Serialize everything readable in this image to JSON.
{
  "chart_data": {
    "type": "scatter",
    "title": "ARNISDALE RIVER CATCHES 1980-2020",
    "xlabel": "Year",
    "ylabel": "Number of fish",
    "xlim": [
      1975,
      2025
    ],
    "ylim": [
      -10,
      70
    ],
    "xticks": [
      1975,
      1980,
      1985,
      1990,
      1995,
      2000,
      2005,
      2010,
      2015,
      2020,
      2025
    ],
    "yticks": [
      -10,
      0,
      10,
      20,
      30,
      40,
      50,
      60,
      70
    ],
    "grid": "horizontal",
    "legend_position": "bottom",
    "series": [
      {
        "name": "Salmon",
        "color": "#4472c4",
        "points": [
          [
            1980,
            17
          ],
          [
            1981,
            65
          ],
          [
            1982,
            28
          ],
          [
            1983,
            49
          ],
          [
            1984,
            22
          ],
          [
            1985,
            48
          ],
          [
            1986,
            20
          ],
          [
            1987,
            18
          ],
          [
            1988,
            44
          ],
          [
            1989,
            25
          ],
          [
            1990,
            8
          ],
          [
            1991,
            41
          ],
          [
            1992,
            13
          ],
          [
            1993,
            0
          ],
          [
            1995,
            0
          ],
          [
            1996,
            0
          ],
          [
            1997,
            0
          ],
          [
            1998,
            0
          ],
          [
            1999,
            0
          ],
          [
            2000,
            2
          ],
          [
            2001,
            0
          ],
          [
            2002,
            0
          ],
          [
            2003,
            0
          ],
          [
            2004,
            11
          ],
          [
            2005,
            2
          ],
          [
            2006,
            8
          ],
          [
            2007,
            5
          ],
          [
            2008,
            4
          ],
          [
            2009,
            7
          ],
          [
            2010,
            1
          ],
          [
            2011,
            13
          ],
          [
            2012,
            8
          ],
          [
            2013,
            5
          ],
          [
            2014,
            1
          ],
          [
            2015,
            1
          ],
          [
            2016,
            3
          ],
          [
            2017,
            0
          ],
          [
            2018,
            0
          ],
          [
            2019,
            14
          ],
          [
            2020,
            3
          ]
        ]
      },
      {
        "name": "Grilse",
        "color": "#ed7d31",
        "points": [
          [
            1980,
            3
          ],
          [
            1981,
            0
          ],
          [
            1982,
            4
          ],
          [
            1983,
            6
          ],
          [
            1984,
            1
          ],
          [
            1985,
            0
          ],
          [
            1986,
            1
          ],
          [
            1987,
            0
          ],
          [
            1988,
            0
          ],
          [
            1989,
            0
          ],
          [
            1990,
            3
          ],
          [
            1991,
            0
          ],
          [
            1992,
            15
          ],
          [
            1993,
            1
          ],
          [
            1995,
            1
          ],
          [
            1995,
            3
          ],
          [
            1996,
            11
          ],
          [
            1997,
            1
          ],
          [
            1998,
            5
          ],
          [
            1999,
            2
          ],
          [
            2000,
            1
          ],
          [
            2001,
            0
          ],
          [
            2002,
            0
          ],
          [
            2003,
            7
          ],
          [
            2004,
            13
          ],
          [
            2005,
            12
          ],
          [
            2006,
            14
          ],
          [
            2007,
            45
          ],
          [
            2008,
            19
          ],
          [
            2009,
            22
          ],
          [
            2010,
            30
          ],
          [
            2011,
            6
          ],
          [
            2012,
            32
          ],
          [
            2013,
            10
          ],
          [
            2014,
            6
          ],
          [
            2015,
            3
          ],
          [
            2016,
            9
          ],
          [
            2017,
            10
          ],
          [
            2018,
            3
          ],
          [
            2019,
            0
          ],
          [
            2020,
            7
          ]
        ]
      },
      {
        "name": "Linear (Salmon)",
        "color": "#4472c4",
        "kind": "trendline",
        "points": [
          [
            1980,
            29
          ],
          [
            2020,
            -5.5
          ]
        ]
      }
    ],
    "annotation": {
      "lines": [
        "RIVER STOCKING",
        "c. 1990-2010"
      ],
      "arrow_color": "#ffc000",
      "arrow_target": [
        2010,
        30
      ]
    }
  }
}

++++++++++++++++++++

→ **Task directions**
Considering only the records above, state the number of lines that include the word "RIVER", with nothing added.

→ **Solution to the exercise**
2